* begin *

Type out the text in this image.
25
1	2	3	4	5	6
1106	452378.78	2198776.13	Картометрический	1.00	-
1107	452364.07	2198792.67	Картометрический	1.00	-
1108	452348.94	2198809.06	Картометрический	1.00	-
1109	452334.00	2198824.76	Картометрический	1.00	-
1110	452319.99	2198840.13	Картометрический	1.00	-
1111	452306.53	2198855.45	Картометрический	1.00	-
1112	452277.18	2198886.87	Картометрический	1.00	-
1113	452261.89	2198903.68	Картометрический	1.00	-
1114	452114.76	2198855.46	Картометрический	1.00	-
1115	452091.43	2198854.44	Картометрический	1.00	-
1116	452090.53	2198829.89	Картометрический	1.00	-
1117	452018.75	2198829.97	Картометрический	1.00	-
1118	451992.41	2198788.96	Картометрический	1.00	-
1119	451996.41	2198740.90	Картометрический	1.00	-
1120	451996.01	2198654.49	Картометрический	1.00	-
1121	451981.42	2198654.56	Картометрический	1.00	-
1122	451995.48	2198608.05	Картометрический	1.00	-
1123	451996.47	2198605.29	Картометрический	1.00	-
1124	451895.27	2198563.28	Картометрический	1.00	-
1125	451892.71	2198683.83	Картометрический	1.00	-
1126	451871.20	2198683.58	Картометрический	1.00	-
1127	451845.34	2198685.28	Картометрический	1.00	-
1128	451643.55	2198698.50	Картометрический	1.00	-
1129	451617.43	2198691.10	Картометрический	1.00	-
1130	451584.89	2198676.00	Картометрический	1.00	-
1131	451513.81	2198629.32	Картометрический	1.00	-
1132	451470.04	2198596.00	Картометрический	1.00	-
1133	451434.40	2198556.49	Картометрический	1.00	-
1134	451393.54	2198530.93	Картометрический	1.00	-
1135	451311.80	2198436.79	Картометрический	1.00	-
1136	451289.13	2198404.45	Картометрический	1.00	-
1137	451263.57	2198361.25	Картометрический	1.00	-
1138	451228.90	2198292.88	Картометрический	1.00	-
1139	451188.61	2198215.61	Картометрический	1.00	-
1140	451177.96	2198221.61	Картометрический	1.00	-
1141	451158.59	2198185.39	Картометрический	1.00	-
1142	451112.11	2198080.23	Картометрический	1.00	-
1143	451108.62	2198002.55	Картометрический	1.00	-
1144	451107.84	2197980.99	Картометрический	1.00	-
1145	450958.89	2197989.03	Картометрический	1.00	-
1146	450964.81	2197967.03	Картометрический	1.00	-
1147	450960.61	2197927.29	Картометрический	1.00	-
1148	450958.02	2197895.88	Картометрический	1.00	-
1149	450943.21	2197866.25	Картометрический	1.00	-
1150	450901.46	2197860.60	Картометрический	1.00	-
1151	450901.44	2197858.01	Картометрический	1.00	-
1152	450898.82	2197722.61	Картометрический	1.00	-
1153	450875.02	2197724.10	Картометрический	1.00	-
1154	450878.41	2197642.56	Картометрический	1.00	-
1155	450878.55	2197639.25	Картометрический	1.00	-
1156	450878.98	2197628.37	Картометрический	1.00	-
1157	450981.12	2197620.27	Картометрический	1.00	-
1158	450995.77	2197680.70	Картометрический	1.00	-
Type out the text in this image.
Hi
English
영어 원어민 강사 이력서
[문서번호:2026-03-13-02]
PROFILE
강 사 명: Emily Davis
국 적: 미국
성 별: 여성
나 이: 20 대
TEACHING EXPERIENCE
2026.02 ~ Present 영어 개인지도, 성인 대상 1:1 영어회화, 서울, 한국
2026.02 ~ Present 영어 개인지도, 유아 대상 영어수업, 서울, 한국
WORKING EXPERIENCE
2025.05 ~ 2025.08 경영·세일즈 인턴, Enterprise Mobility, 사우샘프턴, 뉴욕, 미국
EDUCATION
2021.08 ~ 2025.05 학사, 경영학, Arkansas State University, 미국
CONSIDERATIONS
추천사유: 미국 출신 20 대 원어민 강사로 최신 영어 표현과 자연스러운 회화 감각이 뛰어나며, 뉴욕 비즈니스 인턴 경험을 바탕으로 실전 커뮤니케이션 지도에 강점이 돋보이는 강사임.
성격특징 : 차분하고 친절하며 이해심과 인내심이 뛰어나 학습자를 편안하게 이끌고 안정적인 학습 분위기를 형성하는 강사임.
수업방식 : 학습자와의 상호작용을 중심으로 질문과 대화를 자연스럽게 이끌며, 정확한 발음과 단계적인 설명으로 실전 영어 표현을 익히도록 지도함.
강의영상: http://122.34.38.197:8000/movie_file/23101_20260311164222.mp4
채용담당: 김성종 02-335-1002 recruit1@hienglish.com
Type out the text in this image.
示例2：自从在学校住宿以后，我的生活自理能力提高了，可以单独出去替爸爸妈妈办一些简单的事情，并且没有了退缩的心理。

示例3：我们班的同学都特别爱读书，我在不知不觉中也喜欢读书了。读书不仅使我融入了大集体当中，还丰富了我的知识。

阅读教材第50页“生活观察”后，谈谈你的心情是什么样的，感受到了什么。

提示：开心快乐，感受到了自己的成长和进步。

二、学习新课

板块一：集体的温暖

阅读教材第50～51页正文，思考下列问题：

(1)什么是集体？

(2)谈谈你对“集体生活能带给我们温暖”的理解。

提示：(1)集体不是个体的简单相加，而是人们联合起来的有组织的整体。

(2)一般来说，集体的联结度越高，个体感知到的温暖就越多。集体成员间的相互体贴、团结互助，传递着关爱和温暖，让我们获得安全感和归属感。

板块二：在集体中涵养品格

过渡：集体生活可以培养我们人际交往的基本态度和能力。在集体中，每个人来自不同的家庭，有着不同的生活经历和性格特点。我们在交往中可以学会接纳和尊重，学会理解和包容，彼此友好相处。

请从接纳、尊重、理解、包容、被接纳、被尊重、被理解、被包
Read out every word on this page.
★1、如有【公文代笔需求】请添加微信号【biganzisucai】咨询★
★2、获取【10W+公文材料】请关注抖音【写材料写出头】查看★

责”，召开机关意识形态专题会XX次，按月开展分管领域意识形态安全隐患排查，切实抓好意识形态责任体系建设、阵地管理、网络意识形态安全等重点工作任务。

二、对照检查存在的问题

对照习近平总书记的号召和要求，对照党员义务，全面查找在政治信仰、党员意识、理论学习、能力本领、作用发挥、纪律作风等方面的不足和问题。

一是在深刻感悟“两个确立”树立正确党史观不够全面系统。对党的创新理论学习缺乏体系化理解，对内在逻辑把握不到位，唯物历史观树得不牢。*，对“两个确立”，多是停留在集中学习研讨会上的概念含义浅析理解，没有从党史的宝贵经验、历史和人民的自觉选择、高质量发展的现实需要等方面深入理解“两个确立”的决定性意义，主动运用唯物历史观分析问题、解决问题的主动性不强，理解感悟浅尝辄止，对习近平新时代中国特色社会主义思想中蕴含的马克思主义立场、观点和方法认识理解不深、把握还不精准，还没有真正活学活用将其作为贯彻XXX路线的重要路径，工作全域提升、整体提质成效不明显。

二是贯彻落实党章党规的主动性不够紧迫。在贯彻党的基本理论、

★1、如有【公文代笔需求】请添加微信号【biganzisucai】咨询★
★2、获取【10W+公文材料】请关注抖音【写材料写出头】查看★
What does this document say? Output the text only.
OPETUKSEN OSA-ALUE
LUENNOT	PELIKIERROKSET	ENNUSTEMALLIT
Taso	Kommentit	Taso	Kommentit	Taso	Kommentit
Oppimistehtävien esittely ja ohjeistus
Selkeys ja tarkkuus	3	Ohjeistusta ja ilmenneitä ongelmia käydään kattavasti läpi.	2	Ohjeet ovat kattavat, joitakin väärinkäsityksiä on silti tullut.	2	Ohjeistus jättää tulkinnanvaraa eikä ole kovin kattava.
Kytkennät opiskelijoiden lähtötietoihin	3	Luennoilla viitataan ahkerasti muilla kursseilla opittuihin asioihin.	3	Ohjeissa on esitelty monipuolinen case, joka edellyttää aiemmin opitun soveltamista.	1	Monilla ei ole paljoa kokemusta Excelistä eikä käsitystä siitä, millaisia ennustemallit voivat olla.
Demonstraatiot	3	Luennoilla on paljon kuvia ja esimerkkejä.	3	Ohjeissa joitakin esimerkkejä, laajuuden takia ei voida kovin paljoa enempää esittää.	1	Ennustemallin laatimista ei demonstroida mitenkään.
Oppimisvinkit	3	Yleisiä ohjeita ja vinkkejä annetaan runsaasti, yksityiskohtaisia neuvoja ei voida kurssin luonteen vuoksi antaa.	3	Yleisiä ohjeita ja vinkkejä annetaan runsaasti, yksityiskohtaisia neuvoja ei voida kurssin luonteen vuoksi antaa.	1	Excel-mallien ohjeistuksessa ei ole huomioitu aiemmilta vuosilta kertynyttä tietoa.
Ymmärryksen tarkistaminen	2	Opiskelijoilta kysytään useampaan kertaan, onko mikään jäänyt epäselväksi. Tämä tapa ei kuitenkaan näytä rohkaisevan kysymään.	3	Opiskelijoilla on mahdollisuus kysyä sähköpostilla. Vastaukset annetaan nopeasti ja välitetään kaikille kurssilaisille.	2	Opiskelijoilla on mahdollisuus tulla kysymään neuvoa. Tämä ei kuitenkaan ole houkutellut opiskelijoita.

* end *

Examine the listing and say how many of its lines contain the string "Ohjeissa". Give the number alone.

2